▶ _Written problem_:
Count how many lines contain the word "FFFFFF". Respond with the number alone.

▶ _Dataset entries on figures_:
········
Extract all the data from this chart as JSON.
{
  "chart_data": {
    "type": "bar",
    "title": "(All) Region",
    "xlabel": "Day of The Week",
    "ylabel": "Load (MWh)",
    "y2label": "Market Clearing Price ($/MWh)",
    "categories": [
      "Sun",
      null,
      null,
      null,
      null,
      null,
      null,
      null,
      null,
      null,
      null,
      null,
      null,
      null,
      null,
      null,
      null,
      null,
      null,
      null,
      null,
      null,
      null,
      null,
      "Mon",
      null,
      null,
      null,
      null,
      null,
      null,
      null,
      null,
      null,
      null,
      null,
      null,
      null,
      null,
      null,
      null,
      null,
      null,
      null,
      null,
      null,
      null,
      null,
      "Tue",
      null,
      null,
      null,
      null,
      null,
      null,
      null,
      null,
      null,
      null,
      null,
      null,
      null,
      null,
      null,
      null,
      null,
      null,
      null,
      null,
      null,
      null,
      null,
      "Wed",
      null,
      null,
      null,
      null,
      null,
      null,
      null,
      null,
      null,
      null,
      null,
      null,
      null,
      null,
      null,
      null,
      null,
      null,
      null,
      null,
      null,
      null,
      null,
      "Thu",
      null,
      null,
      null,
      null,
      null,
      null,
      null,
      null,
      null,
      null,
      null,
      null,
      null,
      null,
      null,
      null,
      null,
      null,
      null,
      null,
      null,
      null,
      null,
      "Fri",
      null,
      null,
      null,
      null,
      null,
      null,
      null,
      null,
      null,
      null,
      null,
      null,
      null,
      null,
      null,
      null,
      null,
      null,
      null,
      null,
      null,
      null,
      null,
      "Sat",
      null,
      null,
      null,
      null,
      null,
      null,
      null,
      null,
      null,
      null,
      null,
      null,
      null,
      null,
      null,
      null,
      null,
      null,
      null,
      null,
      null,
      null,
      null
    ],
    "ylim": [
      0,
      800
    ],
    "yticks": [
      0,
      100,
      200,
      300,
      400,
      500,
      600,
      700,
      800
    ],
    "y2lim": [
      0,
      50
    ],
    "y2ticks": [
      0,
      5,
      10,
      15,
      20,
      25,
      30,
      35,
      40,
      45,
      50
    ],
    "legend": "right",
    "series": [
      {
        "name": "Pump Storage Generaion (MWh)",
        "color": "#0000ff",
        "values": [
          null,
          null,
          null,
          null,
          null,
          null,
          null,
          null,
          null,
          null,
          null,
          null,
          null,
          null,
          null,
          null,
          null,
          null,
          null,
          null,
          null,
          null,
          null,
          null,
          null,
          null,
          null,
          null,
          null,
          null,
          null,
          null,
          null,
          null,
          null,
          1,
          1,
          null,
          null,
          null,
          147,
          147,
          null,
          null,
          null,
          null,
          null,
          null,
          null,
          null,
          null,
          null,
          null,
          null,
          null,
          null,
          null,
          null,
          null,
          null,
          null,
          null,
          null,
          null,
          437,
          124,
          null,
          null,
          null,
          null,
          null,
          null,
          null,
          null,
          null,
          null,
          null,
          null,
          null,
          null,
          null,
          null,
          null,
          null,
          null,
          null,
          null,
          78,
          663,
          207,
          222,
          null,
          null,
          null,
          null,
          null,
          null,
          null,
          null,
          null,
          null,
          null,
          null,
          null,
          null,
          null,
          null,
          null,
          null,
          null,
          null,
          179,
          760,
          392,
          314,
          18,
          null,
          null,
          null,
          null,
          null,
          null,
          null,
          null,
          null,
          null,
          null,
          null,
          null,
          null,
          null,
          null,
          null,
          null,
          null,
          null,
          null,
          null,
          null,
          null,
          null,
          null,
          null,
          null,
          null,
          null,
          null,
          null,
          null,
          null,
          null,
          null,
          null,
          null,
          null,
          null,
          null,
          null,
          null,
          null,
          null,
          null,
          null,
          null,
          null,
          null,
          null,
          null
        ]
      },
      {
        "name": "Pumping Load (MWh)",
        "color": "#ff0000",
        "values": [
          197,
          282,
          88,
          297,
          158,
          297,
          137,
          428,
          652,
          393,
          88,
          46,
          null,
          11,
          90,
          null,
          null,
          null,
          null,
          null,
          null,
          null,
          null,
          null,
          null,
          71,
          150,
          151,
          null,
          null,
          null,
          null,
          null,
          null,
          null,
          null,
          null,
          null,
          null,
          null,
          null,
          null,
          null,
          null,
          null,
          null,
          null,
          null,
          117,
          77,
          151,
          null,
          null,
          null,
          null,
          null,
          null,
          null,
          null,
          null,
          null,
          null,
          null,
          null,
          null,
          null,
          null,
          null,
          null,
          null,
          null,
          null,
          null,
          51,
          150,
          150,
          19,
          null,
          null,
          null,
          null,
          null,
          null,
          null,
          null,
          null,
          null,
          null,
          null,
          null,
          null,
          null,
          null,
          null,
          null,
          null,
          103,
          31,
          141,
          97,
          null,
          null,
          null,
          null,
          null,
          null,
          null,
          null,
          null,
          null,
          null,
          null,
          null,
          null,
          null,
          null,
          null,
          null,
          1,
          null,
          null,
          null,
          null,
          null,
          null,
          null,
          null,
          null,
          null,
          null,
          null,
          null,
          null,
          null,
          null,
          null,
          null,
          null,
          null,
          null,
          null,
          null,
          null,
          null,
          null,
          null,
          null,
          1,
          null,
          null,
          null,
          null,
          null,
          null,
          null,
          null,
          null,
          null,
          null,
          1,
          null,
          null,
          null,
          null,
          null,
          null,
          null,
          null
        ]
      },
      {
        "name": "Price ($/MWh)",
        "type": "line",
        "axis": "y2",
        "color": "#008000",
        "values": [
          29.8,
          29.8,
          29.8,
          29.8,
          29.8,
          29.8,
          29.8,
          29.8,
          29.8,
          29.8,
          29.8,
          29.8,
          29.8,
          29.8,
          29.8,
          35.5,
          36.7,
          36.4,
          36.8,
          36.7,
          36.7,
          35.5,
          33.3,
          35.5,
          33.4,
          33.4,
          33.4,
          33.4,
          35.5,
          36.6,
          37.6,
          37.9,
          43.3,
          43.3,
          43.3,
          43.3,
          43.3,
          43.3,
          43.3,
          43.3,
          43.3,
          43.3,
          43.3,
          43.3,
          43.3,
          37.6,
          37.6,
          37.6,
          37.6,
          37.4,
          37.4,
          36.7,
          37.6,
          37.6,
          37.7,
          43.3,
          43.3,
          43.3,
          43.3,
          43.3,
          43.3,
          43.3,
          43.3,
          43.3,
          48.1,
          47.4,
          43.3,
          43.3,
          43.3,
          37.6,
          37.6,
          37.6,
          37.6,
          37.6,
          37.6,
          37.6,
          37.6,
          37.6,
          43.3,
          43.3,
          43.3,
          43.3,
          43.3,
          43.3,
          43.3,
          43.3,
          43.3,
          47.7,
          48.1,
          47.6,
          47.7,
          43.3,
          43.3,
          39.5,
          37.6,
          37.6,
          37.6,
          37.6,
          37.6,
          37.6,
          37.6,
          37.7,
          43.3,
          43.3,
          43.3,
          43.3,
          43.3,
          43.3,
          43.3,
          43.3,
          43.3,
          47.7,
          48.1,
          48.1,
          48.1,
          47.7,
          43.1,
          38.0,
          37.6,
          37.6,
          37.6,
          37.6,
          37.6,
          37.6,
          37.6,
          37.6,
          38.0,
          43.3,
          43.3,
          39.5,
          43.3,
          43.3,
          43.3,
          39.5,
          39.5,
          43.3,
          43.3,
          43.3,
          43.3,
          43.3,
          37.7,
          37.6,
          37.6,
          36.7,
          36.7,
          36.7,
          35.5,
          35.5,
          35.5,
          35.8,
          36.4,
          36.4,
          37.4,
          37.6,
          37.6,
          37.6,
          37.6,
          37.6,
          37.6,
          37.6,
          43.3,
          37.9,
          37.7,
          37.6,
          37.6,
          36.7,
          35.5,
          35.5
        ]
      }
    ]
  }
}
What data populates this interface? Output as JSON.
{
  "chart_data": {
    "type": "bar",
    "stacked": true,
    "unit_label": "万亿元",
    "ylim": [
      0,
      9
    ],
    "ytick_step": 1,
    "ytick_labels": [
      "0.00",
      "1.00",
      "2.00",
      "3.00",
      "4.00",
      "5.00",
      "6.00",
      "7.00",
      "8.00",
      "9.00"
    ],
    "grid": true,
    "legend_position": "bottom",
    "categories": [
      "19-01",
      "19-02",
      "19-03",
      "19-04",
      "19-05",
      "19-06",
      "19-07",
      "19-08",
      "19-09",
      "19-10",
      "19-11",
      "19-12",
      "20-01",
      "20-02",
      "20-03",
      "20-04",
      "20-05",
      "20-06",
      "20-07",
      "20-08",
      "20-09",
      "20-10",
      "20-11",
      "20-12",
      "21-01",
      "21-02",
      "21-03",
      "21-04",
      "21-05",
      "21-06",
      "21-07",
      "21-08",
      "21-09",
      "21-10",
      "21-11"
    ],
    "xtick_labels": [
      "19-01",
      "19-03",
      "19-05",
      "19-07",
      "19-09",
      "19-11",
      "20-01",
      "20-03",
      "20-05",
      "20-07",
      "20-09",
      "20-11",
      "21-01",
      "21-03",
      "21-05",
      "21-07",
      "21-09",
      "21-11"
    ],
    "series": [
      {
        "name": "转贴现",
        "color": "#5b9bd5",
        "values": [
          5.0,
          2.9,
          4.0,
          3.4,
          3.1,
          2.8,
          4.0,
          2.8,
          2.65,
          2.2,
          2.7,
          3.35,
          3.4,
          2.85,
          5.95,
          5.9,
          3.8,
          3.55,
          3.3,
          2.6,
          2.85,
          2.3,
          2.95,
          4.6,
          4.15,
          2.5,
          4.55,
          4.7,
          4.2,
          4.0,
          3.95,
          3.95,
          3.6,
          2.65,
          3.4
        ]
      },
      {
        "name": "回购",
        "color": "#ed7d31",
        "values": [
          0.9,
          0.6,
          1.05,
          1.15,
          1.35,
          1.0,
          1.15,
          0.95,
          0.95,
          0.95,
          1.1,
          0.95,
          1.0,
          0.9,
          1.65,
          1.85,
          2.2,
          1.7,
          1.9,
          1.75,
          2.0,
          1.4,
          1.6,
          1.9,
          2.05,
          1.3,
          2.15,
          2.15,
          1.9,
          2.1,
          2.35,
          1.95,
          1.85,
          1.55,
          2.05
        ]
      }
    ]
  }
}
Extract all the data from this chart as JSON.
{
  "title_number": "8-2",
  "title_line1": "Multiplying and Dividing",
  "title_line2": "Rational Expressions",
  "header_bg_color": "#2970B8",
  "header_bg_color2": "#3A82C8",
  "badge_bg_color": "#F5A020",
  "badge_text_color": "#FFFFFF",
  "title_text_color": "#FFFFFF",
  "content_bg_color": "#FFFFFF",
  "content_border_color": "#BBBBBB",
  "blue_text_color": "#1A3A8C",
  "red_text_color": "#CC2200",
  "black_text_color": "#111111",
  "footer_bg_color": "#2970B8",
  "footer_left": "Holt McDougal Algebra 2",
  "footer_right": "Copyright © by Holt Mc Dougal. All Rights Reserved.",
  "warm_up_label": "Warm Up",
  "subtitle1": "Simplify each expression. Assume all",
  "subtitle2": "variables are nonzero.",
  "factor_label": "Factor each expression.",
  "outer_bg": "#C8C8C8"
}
········
▶ _Exercise output_:
3